**Given problem**
Write the material out again exactly as it stands.
+ + +
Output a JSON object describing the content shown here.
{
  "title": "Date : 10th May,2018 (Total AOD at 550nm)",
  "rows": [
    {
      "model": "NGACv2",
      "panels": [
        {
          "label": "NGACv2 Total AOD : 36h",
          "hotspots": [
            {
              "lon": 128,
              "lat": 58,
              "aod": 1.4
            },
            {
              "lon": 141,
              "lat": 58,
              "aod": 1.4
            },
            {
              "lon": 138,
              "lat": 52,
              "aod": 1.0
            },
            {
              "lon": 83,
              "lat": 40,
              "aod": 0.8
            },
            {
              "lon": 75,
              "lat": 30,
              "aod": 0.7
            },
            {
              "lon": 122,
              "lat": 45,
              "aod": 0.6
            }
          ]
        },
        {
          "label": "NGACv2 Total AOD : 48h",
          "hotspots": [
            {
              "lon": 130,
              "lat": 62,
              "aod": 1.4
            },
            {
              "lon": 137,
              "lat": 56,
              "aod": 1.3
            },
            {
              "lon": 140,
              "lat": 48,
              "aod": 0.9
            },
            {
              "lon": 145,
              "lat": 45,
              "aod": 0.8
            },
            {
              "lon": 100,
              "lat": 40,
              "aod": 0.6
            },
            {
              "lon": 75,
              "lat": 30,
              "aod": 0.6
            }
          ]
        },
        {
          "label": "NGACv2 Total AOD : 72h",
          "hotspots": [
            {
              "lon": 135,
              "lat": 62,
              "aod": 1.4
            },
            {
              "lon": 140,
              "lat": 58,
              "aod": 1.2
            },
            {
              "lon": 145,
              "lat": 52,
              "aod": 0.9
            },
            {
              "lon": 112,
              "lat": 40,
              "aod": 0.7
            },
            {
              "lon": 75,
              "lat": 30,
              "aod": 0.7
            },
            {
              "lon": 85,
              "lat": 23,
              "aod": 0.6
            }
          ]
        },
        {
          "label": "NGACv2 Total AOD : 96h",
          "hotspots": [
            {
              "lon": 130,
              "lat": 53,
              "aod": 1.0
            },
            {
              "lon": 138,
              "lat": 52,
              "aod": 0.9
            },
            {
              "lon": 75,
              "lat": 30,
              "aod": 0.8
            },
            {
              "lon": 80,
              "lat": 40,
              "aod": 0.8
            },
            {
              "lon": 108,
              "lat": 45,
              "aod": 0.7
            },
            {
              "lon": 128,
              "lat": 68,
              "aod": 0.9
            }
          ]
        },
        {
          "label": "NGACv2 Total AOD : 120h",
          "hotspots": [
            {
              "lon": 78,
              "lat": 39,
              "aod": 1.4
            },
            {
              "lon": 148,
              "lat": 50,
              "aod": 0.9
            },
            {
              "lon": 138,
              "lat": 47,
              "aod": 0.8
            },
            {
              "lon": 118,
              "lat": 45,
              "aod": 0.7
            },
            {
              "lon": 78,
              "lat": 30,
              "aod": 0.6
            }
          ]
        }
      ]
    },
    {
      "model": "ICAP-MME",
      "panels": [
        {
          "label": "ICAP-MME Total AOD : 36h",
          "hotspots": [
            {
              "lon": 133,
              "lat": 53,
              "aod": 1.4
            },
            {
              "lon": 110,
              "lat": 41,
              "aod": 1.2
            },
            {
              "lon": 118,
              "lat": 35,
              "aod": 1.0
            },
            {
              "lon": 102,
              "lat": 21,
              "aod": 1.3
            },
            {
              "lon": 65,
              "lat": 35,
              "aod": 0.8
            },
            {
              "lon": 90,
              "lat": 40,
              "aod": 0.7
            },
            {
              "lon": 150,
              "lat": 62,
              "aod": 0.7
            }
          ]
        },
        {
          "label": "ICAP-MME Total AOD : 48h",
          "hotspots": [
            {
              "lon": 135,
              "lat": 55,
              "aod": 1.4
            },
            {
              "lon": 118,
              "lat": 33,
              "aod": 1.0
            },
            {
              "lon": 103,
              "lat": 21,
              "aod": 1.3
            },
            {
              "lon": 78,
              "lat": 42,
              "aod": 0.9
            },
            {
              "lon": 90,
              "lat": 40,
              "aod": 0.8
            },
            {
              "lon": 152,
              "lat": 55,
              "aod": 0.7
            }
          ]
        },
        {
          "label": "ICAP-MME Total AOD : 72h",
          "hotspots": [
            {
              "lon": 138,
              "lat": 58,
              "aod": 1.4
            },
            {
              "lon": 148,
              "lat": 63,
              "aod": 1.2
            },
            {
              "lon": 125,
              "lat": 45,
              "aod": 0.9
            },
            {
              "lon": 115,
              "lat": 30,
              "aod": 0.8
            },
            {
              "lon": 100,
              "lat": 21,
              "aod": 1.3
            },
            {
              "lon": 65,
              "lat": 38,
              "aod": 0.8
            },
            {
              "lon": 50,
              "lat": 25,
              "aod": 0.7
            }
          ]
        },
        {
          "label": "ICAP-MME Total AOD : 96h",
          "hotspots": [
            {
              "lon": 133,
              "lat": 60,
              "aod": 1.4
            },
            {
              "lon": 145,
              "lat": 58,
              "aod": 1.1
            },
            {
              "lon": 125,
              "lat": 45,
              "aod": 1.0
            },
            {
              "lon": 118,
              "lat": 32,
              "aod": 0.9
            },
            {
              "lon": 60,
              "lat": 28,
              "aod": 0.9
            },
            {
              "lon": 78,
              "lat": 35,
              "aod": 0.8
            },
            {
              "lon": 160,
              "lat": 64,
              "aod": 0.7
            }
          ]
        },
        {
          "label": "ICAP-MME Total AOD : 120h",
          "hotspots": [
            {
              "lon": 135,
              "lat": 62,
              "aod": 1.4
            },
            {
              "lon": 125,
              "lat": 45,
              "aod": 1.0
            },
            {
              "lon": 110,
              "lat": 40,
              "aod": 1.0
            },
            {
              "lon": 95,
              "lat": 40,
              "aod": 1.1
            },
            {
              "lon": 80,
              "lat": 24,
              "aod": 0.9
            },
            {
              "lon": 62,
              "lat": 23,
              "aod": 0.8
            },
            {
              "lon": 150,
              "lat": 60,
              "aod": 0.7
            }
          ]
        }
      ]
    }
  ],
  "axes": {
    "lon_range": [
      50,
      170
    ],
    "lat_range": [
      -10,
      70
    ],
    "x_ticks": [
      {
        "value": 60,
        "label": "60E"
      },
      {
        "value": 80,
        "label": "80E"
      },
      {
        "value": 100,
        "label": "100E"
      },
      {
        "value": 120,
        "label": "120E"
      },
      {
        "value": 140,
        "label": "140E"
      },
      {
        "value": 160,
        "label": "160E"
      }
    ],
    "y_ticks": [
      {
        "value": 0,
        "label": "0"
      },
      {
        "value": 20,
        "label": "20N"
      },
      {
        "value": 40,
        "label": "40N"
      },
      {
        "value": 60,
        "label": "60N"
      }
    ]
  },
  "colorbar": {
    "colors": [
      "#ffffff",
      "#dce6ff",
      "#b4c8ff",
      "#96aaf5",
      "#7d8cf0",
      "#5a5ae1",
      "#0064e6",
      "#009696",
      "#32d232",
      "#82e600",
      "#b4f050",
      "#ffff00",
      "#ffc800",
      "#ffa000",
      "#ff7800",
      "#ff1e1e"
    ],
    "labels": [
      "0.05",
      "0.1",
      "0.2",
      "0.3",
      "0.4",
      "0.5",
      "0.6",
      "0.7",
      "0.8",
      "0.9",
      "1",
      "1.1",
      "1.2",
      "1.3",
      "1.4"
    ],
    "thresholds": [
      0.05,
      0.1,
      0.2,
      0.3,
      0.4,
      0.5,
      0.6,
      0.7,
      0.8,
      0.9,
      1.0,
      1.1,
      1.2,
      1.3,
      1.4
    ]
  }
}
+ + +
**Solution**
Output a JSON object describing the content shown here.
{
  "title": "Date : 10th May,2018 (Total AOD at 550nm)",
  "rows": [
    {
      "model": "NGACv2",
      "panels": [
        {
          "label": "NGACv2 Total AOD : 36h",
          "hotspots": [
            {
              "lon": 128,
              "lat": 58,
              "aod": 1.4
            },
            {
              "lon": 141,
              "lat": 58,
              "aod": 1.4
            },
            {
              "lon": 138,
              "lat": 52,
              "aod": 1.0
            },
            {
              "lon": 83,
              "lat": 40,
              "aod": 0.8
            },
            {
              "lon": 75,
              "lat": 30,
              "aod": 0.7
            },
            {
              "lon": 122,
              "lat": 45,
              "aod": 0.6
            }
          ]
        },
        {
          "label": "NGACv2 Total AOD : 48h",
          "hotspots": [
            {
              "lon": 130,
              "lat": 62,
              "aod": 1.4
            },
            {
              "lon": 137,
              "lat": 56,
              "aod": 1.3
            },
            {
              "lon": 140,
              "lat": 48,
              "aod": 0.9
            },
            {
              "lon": 145,
              "lat": 45,
              "aod": 0.8
            },
            {
              "lon": 100,
              "lat": 40,
              "aod": 0.6
            },
            {
              "lon": 75,
              "lat": 30,
              "aod": 0.6
            }
          ]
        },
        {
          "label": "NGACv2 Total AOD : 72h",
          "hotspots": [
            {
              "lon": 135,
              "lat": 62,
              "aod": 1.4
            },
            {
              "lon": 140,
              "lat": 58,
              "aod": 1.2
            },
            {
              "lon": 145,
              "lat": 52,
              "aod": 0.9
            },
            {
              "lon": 112,
              "lat": 40,
              "aod": 0.7
            },
            {
              "lon": 75,
              "lat": 30,
              "aod": 0.7
            },
            {
              "lon": 85,
              "lat": 23,
              "aod": 0.6
            }
          ]
        },
        {
          "label": "NGACv2 Total AOD : 96h",
          "hotspots": [
            {
              "lon": 130,
              "lat": 53,
              "aod": 1.0
            },
            {
              "lon": 138,
              "lat": 52,
              "aod": 0.9
            },
            {
              "lon": 75,
              "lat": 30,
              "aod": 0.8
            },
            {
              "lon": 80,
              "lat": 40,
              "aod": 0.8
            },
            {
              "lon": 108,
              "lat": 45,
              "aod": 0.7
            },
            {
              "lon": 128,
              "lat": 68,
              "aod": 0.9
            }
          ]
        },
        {
          "label": "NGACv2 Total AOD : 120h",
          "hotspots": [
            {
              "lon": 78,
              "lat": 39,
              "aod": 1.4
            },
            {
              "lon": 148,
              "lat": 50,
              "aod": 0.9
            },
            {
              "lon": 138,
              "lat": 47,
              "aod": 0.8
            },
            {
              "lon": 118,
              "lat": 45,
              "aod": 0.7
            },
            {
              "lon": 78,
              "lat": 30,
              "aod": 0.6
            }
          ]
        }
      ]
    },
    {
      "model": "ICAP-MME",
      "panels": [
        {
          "label": "ICAP-MME Total AOD : 36h",
          "hotspots": [
            {
              "lon": 133,
              "lat": 53,
              "aod": 1.4
            },
            {
              "lon": 110,
              "lat": 41,
              "aod": 1.2
            },
            {
              "lon": 118,
              "lat": 35,
              "aod": 1.0
            },
            {
              "lon": 102,
              "lat": 21,
              "aod": 1.3
            },
            {
              "lon": 65,
              "lat": 35,
              "aod": 0.8
            },
            {
              "lon": 90,
              "lat": 40,
              "aod": 0.7
            },
            {
              "lon": 150,
              "lat": 62,
              "aod": 0.7
            }
          ]
        },
        {
          "label": "ICAP-MME Total AOD : 48h",
          "hotspots": [
            {
              "lon": 135,
              "lat": 55,
              "aod": 1.4
            },
            {
              "lon": 118,
              "lat": 33,
              "aod": 1.0
            },
            {
              "lon": 103,
              "lat": 21,
              "aod": 1.3
            },
            {
              "lon": 78,
              "lat": 42,
              "aod": 0.9
            },
            {
              "lon": 90,
              "lat": 40,
              "aod": 0.8
            },
            {
              "lon": 152,
              "lat": 55,
              "aod": 0.7
            }
          ]
        },
        {
          "label": "ICAP-MME Total AOD : 72h",
          "hotspots": [
            {
              "lon": 138,
              "lat": 58,
              "aod": 1.4
            },
            {
              "lon": 148,
              "lat": 63,
              "aod": 1.2
            },
            {
              "lon": 125,
              "lat": 45,
              "aod": 0.9
            },
            {
              "lon": 115,
              "lat": 30,
              "aod": 0.8
            },
            {
              "lon": 100,
              "lat": 21,
              "aod": 1.3
            },
            {
              "lon": 65,
              "lat": 38,
              "aod": 0.8
            },
            {
              "lon": 50,
              "lat": 25,
              "aod": 0.7
            }
          ]
        },
        {
          "label": "ICAP-MME Total AOD : 96h",
          "hotspots": [
            {
              "lon": 133,
              "lat": 60,
              "aod": 1.4
            },
            {
              "lon": 145,
              "lat": 58,
              "aod": 1.1
            },
            {
              "lon": 125,
              "lat": 45,
              "aod": 1.0
            },
            {
              "lon": 118,
              "lat": 32,
              "aod": 0.9
            },
            {
              "lon": 60,
              "lat": 28,
              "aod": 0.9
            },
            {
              "lon": 78,
              "lat": 35,
              "aod": 0.8
            },
            {
              "lon": 160,
              "lat": 64,
              "aod": 0.7
            }
          ]
        },
        {
          "label": "ICAP-MME Total AOD : 120h",
          "hotspots": [
            {
              "lon": 135,
              "lat": 62,
              "aod": 1.4
            },
            {
              "lon": 125,
              "lat": 45,
              "aod": 1.0
            },
            {
              "lon": 110,
              "lat": 40,
              "aod": 1.0
            },
            {
              "lon": 95,
              "lat": 40,
              "aod": 1.1
            },
            {
              "lon": 80,
              "lat": 24,
              "aod": 0.9
            },
            {
              "lon": 62,
              "lat": 23,
              "aod": 0.8
            },
            {
              "lon": 150,
              "lat": 60,
              "aod": 0.7
            }
          ]
        }
      ]
    }
  ],
  "axes": {
    "lon_range": [
      50,
      170
    ],
    "lat_range": [
      -10,
      70
    ],
    "x_ticks": [
      {
        "value": 60,
        "label": "60E"
      },
      {
        "value": 80,
        "label": "80E"
      },
      {
        "value": 100,
        "label": "100E"
      },
      {
        "value": 120,
        "label": "120E"
      },
      {
        "value": 140,
        "label": "140E"
      },
      {
        "value": 160,
        "label": "160E"
      }
    ],
    "y_ticks": [
      {
        "value": 0,
        "label": "0"
      },
      {
        "value": 20,
        "label": "20N"
      },
      {
        "value": 40,
        "label": "40N"
      },
      {
        "value": 60,
        "label": "60N"
      }
    ]
  },
  "colorbar": {
    "colors": [
      "#ffffff",
      "#dce6ff",
      "#b4c8ff",
      "#96aaf5",
      "#7d8cf0",
      "#5a5ae1",
      "#0064e6",
      "#009696",
      "#32d232",
      "#82e600",
      "#b4f050",
      "#ffff00",
      "#ffc800",
      "#ffa000",
      "#ff7800",
      "#ff1e1e"
    ],
    "labels": [
      "0.05",
      "0.1",
      "0.2",
      "0.3",
      "0.4",
      "0.5",
      "0.6",
      "0.7",
      "0.8",
      "0.9",
      "1",
      "1.1",
      "1.2",
      "1.3",
      "1.4"
    ],
    "thresholds": [
      0.05,
      0.1,
      0.2,
      0.3,
      0.4,
      0.5,
      0.6,
      0.7,
      0.8,
      0.9,
      1.0,
      1.1,
      1.2,
      1.3,
      1.4
    ]
  }
}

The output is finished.